# WHAT TO PRODUCE
Without omitting anything, retype the data that follows.

[start]

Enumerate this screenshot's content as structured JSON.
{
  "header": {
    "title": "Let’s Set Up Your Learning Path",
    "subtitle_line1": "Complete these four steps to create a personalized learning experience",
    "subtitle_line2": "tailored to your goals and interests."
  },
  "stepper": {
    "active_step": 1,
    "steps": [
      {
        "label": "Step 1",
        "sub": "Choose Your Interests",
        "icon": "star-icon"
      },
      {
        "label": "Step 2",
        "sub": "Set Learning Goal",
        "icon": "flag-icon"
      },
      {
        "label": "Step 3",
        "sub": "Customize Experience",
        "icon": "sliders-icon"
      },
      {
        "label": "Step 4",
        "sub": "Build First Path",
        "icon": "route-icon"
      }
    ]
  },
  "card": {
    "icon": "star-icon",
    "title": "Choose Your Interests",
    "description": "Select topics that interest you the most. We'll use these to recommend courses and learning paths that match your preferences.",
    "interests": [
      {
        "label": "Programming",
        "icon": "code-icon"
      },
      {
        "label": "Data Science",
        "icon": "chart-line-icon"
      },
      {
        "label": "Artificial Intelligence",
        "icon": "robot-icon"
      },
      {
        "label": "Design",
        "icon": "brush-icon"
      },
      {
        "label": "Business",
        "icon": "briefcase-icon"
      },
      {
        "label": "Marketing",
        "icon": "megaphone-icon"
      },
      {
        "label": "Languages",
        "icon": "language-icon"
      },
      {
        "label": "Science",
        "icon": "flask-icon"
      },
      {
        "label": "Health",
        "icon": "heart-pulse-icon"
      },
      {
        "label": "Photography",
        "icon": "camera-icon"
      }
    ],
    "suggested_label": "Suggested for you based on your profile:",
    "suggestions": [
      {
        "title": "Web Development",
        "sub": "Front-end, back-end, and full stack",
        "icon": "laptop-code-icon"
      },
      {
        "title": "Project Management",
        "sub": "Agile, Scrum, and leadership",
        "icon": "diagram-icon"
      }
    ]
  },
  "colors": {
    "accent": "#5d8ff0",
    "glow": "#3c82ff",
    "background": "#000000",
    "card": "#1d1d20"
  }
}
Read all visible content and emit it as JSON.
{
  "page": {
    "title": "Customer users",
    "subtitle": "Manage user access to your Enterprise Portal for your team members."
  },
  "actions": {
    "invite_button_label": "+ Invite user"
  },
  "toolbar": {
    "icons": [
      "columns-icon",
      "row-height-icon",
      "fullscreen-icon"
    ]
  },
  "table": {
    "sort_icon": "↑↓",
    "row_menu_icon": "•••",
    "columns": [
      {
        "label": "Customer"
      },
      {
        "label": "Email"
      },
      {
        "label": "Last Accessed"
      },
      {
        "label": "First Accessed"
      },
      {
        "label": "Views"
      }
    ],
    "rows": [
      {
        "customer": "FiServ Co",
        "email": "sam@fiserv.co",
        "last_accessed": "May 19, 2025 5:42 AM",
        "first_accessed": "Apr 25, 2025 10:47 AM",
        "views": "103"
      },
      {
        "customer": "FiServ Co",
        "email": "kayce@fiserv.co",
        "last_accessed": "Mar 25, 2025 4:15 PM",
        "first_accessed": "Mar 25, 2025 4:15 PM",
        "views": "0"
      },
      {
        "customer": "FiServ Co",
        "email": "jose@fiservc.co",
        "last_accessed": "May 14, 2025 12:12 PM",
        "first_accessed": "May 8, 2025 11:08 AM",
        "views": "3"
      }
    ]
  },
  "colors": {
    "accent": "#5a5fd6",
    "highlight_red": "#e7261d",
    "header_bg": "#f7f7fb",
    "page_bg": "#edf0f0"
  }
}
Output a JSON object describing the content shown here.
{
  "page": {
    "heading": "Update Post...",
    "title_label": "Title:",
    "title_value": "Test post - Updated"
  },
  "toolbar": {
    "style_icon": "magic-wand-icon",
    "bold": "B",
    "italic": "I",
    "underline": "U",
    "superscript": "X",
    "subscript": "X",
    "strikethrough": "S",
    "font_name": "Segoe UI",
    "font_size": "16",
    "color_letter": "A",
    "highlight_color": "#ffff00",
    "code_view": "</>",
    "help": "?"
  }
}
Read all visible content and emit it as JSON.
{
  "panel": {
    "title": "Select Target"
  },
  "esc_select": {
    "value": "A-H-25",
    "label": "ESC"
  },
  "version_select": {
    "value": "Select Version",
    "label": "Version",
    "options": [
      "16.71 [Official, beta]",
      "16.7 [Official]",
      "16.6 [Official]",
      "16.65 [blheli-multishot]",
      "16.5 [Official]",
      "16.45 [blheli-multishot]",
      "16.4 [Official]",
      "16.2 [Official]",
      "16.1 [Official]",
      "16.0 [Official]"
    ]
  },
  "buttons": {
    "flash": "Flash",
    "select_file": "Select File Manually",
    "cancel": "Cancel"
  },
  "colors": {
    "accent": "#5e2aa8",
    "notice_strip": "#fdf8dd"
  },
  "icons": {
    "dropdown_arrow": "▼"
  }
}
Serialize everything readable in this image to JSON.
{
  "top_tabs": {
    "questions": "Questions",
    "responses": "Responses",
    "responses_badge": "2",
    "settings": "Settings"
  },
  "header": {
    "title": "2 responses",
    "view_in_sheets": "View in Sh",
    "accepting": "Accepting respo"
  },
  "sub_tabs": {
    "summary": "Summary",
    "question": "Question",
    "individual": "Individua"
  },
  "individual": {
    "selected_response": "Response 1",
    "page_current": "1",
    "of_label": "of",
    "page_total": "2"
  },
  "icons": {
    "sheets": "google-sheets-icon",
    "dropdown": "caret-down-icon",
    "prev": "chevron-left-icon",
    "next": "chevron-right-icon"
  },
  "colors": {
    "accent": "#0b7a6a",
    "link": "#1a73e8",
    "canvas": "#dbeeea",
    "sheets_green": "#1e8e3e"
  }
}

[end]

# FINISHED EXERCISE
Enumerate this screenshot's content as structured JSON.
{
  "header": {
    "title": "Let’s Set Up Your Learning Path",
    "subtitle_line1": "Complete these four steps to create a personalized learning experience",
    "subtitle_line2": "tailored to your goals and interests."
  },
  "stepper": {
    "active_step": 1,
    "steps": [
      {
        "label": "Step 1",
        "sub": "Choose Your Interests",
        "icon": "star-icon"
      },
      {
        "label": "Step 2",
        "sub": "Set Learning Goal",
        "icon": "flag-icon"
      },
      {
        "label": "Step 3",
        "sub": "Customize Experience",
        "icon": "sliders-icon"
      },
      {
        "label": "Step 4",
        "sub": "Build First Path",
        "icon": "route-icon"
      }
    ]
  },
  "card": {
    "icon": "star-icon",
    "title": "Choose Your Interests",
    "description": "Select topics that interest you the most. We'll use these to recommend courses and learning paths that match your preferences.",
    "interests": [
      {
        "label": "Programming",
        "icon": "code-icon"
      },
      {
        "label": "Data Science",
        "icon": "chart-line-icon"
      },
      {
        "label": "Artificial Intelligence",
        "icon": "robot-icon"
      },
      {
        "label": "Design",
        "icon": "brush-icon"
      },
      {
        "label": "Business",
        "icon": "briefcase-icon"
      },
      {
        "label": "Marketing",
        "icon": "megaphone-icon"
      },
      {
        "label": "Languages",
        "icon": "language-icon"
      },
      {
        "label": "Science",
        "icon": "flask-icon"
      },
      {
        "label": "Health",
        "icon": "heart-pulse-icon"
      },
      {
        "label": "Photography",
        "icon": "camera-icon"
      }
    ],
    "suggested_label": "Suggested for you based on your profile:",
    "suggestions": [
      {
        "title": "Web Development",
        "sub": "Front-end, back-end, and full stack",
        "icon": "laptop-code-icon"
      },
      {
        "title": "Project Management",
        "sub": "Agile, Scrum, and leadership",
        "icon": "diagram-icon"
      }
    ]
  },
  "colors": {
    "accent": "#5d8ff0",
    "glow": "#3c82ff",
    "background": "#000000",
    "card": "#1d1d20"
  }
}
Read all visible content and emit it as JSON.
{
  "page": {
    "title": "Customer users",
    "subtitle": "Manage user access to your Enterprise Portal for your team members."
  },
  "actions": {
    "invite_button_label": "+ Invite user"
  },
  "toolbar": {
    "icons": [
      "columns-icon",
      "row-height-icon",
      "fullscreen-icon"
    ]
  },
  "table": {
    "sort_icon": "↑↓",
    "row_menu_icon": "•••",
    "columns": [
      {
        "label": "Customer"
      },
      {
        "label": "Email"
      },
      {
        "label": "Last Accessed"
      },
      {
        "label": "First Accessed"
      },
      {
        "label": "Views"
      }
    ],
    "rows": [
      {
        "customer": "FiServ Co",
        "email": "sam@fiserv.co",
        "last_accessed": "May 19, 2025 5:42 AM",
        "first_accessed": "Apr 25, 2025 10:47 AM",
        "views": "103"
      },
      {
        "customer": "FiServ Co",
        "email": "kayce@fiserv.co",
        "last_accessed": "Mar 25, 2025 4:15 PM",
        "first_accessed": "Mar 25, 2025 4:15 PM",
        "views": "0"
      },
      {
        "customer": "FiServ Co",
        "email": "jose@fiservc.co",
        "last_accessed": "May 14, 2025 12:12 PM",
        "first_accessed": "May 8, 2025 11:08 AM",
        "views": "3"
      }
    ]
  },
  "colors": {
    "accent": "#5a5fd6",
    "highlight_red": "#e7261d",
    "header_bg": "#f7f7fb",
    "page_bg": "#edf0f0"
  }
}
Output a JSON object describing the content shown here.
{
  "page": {
    "heading": "Update Post...",
    "title_label": "Title:",
    "title_value": "Test post - Updated"
  },
  "toolbar": {
    "style_icon": "magic-wand-icon",
    "bold": "B",
    "italic": "I",
    "underline": "U",
    "superscript": "X",
    "subscript": "X",
    "strikethrough": "S",
    "font_name": "Segoe UI",
    "font_size": "16",
    "color_letter": "A",
    "highlight_color": "#ffff00",
    "code_view": "</>",
    "help": "?"
  }
}
Read all visible content and emit it as JSON.
{
  "panel": {
    "title": "Select Target"
  },
  "esc_select": {
    "value": "A-H-25",
    "label": "ESC"
  },
  "version_select": {
    "value": "Select Version",
    "label": "Version",
    "options": [
      "16.71 [Official, beta]",
      "16.7 [Official]",
      "16.6 [Official]",
      "16.65 [blheli-multishot]",
      "16.5 [Official]",
      "16.45 [blheli-multishot]",
      "16.4 [Official]",
      "16.2 [Official]",
      "16.1 [Official]",
      "16.0 [Official]"
    ]
  },
  "buttons": {
    "flash": "Flash",
    "select_file": "Select File Manually",
    "cancel": "Cancel"
  },
  "colors": {
    "accent": "#5e2aa8",
    "notice_strip": "#fdf8dd"
  },
  "icons": {
    "dropdown_arrow": "▼"
  }
}
Serialize everything readable in this image to JSON.
{
  "top_tabs": {
    "questions": "Questions",
    "responses": "Responses",
    "responses_badge": "2",
    "settings": "Settings"
  },
  "header": {
    "title": "2 responses",
    "view_in_sheets": "View in Sh",
    "accepting": "Accepting respo"
  },
  "sub_tabs": {
    "summary": "Summary",
    "question": "Question",
    "individual": "Individua"
  },
  "individual": {
    "selected_response": "Response 1",
    "page_current": "1",
    "of_label": "of",
    "page_total": "2"
  },
  "icons": {
    "sheets": "google-sheets-icon",
    "dropdown": "caret-down-icon",
    "prev": "chevron-left-icon",
    "next": "chevron-right-icon"
  },
  "colors": {
    "accent": "#0b7a6a",
    "link": "#1a73e8",
    "canvas": "#dbeeea",
    "sheets_green": "#1e8e3e"
  }
}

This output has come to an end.